*Goal*.
Copy out each line below exactly as it appears.

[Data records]
════════════════
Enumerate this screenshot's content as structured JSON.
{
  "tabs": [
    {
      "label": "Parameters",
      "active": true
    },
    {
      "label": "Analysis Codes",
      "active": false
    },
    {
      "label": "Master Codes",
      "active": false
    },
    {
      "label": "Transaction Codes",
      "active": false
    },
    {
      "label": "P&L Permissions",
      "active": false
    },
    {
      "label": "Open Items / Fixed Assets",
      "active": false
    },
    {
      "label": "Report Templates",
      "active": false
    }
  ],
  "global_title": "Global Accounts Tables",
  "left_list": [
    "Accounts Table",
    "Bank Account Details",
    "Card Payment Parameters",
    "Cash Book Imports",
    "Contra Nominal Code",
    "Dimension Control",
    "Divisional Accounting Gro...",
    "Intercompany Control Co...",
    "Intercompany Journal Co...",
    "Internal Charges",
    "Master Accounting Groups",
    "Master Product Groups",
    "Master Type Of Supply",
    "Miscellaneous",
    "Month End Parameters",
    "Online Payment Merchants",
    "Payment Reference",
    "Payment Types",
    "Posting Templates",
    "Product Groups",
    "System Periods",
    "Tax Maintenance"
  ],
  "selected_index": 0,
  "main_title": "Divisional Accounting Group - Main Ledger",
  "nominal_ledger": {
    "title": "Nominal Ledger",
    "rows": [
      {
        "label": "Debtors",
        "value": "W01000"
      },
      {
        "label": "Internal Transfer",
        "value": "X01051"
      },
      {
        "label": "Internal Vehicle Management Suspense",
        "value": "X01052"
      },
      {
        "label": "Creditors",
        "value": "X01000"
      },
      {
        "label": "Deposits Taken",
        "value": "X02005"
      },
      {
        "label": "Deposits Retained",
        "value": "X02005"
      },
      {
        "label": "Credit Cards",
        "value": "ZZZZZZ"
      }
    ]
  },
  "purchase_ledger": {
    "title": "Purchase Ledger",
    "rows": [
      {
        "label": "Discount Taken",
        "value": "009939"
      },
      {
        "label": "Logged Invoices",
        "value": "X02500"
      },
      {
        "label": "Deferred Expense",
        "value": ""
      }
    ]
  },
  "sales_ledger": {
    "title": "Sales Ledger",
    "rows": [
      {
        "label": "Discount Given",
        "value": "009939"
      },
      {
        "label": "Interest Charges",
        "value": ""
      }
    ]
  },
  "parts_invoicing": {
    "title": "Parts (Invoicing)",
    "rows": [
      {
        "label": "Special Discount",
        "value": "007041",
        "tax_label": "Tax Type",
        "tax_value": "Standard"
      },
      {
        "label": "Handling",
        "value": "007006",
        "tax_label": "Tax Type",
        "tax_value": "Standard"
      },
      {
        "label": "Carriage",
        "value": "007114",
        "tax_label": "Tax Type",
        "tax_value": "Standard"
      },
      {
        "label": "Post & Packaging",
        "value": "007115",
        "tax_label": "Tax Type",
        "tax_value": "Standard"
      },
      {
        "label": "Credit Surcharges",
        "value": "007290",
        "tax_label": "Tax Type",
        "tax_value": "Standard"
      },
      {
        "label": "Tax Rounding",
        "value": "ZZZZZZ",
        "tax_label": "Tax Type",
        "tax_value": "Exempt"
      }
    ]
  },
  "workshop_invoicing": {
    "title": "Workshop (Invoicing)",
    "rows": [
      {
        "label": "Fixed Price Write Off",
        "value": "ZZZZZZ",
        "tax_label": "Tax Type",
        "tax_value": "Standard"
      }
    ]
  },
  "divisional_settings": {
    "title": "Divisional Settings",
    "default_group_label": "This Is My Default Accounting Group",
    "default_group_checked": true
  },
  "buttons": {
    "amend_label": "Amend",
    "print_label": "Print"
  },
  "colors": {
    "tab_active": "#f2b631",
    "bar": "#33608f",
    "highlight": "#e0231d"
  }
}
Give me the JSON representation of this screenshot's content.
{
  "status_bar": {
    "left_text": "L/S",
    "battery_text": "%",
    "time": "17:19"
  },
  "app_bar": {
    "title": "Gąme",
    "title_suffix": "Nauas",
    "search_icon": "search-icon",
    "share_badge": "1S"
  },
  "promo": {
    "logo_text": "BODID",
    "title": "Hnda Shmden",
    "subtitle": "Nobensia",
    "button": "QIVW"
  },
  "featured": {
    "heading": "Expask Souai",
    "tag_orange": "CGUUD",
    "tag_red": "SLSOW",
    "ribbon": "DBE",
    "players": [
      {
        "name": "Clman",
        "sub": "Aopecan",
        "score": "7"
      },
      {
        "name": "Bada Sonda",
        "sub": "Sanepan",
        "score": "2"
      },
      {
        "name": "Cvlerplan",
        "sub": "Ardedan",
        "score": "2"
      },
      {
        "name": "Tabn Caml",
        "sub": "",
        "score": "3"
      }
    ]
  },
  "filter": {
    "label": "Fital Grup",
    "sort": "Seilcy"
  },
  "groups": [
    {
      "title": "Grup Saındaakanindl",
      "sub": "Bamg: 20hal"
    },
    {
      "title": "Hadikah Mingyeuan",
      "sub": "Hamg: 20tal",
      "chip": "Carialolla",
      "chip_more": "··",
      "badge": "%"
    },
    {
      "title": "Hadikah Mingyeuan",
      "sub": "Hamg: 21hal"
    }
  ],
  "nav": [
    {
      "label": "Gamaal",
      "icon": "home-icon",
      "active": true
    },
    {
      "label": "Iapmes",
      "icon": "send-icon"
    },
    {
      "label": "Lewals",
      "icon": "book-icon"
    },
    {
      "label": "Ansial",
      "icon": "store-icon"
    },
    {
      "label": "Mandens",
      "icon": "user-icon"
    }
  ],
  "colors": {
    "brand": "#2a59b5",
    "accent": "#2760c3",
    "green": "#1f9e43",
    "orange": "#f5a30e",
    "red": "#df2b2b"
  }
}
════════════════
*Right answer*.
Enumerate this screenshot's content as structured JSON.
{
  "tabs": [
    {
      "label": "Parameters",
      "active": true
    },
    {
      "label": "Analysis Codes",
      "active": false
    },
    {
      "label": "Master Codes",
      "active": false
    },
    {
      "label": "Transaction Codes",
      "active": false
    },
    {
      "label": "P&L Permissions",
      "active": false
    },
    {
      "label": "Open Items / Fixed Assets",
      "active": false
    },
    {
      "label": "Report Templates",
      "active": false
    }
  ],
  "global_title": "Global Accounts Tables",
  "left_list": [
    "Accounts Table",
    "Bank Account Details",
    "Card Payment Parameters",
    "Cash Book Imports",
    "Contra Nominal Code",
    "Dimension Control",
    "Divisional Accounting Gro...",
    "Intercompany Control Co...",
    "Intercompany Journal Co...",
    "Internal Charges",
    "Master Accounting Groups",
    "Master Product Groups",
    "Master Type Of Supply",
    "Miscellaneous",
    "Month End Parameters",
    "Online Payment Merchants",
    "Payment Reference",
    "Payment Types",
    "Posting Templates",
    "Product Groups",
    "System Periods",
    "Tax Maintenance"
  ],
  "selected_index": 0,
  "main_title": "Divisional Accounting Group - Main Ledger",
  "nominal_ledger": {
    "title": "Nominal Ledger",
    "rows": [
      {
        "label": "Debtors",
        "value": "W01000"
      },
      {
        "label": "Internal Transfer",
        "value": "X01051"
      },
      {
        "label": "Internal Vehicle Management Suspense",
        "value": "X01052"
      },
      {
        "label": "Creditors",
        "value": "X01000"
      },
      {
        "label": "Deposits Taken",
        "value": "X02005"
      },
      {
        "label": "Deposits Retained",
        "value": "X02005"
      },
      {
        "label": "Credit Cards",
        "value": "ZZZZZZ"
      }
    ]
  },
  "purchase_ledger": {
    "title": "Purchase Ledger",
    "rows": [
      {
        "label": "Discount Taken",
        "value": "009939"
      },
      {
        "label": "Logged Invoices",
        "value": "X02500"
      },
      {
        "label": "Deferred Expense",
        "value": ""
      }
    ]
  },
  "sales_ledger": {
    "title": "Sales Ledger",
    "rows": [
      {
        "label": "Discount Given",
        "value": "009939"
      },
      {
        "label": "Interest Charges",
        "value": ""
      }
    ]
  },
  "parts_invoicing": {
    "title": "Parts (Invoicing)",
    "rows": [
      {
        "label": "Special Discount",
        "value": "007041",
        "tax_label": "Tax Type",
        "tax_value": "Standard"
      },
      {
        "label": "Handling",
        "value": "007006",
        "tax_label": "Tax Type",
        "tax_value": "Standard"
      },
      {
        "label": "Carriage",
        "value": "007114",
        "tax_label": "Tax Type",
        "tax_value": "Standard"
      },
      {
        "label": "Post & Packaging",
        "value": "007115",
        "tax_label": "Tax Type",
        "tax_value": "Standard"
      },
      {
        "label": "Credit Surcharges",
        "value": "007290",
        "tax_label": "Tax Type",
        "tax_value": "Standard"
      },
      {
        "label": "Tax Rounding",
        "value": "ZZZZZZ",
        "tax_label": "Tax Type",
        "tax_value": "Exempt"
      }
    ]
  },
  "workshop_invoicing": {
    "title": "Workshop (Invoicing)",
    "rows": [
      {
        "label": "Fixed Price Write Off",
        "value": "ZZZZZZ",
        "tax_label": "Tax Type",
        "tax_value": "Standard"
      }
    ]
  },
  "divisional_settings": {
    "title": "Divisional Settings",
    "default_group_label": "This Is My Default Accounting Group",
    "default_group_checked": true
  },
  "buttons": {
    "amend_label": "Amend",
    "print_label": "Print"
  },
  "colors": {
    "tab_active": "#f2b631",
    "bar": "#33608f",
    "highlight": "#e0231d"
  }
}
Give me the JSON representation of this screenshot's content.
{
  "status_bar": {
    "left_text": "L/S",
    "battery_text": "%",
    "time": "17:19"
  },
  "app_bar": {
    "title": "Gąme",
    "title_suffix": "Nauas",
    "search_icon": "search-icon",
    "share_badge": "1S"
  },
  "promo": {
    "logo_text": "BODID",
    "title": "Hnda Shmden",
    "subtitle": "Nobensia",
    "button": "QIVW"
  },
  "featured": {
    "heading": "Expask Souai",
    "tag_orange": "CGUUD",
    "tag_red": "SLSOW",
    "ribbon": "DBE",
    "players": [
      {
        "name": "Clman",
        "sub": "Aopecan",
        "score": "7"
      },
      {
        "name": "Bada Sonda",
        "sub": "Sanepan",
        "score": "2"
      },
      {
        "name": "Cvlerplan",
        "sub": "Ardedan",
        "score": "2"
      },
      {
        "name": "Tabn Caml",
        "sub": "",
        "score": "3"
      }
    ]
  },
  "filter": {
    "label": "Fital Grup",
    "sort": "Seilcy"
  },
  "groups": [
    {
      "title": "Grup Saındaakanindl",
      "sub": "Bamg: 20hal"
    },
    {
      "title": "Hadikah Mingyeuan",
      "sub": "Hamg: 20tal",
      "chip": "Carialolla",
      "chip_more": "··",
      "badge": "%"
    },
    {
      "title": "Hadikah Mingyeuan",
      "sub": "Hamg: 21hal"
    }
  ],
  "nav": [
    {
      "label": "Gamaal",
      "icon": "home-icon",
      "active": true
    },
    {
      "label": "Iapmes",
      "icon": "send-icon"
    },
    {
      "label": "Lewals",
      "icon": "book-icon"
    },
    {
      "label": "Ansial",
      "icon": "store-icon"
    },
    {
      "label": "Mandens",
      "icon": "user-icon"
    }
  ],
  "colors": {
    "brand": "#2a59b5",
    "accent": "#2760c3",
    "green": "#1f9e43",
    "orange": "#f5a30e",
    "red": "#df2b2b"
  }
}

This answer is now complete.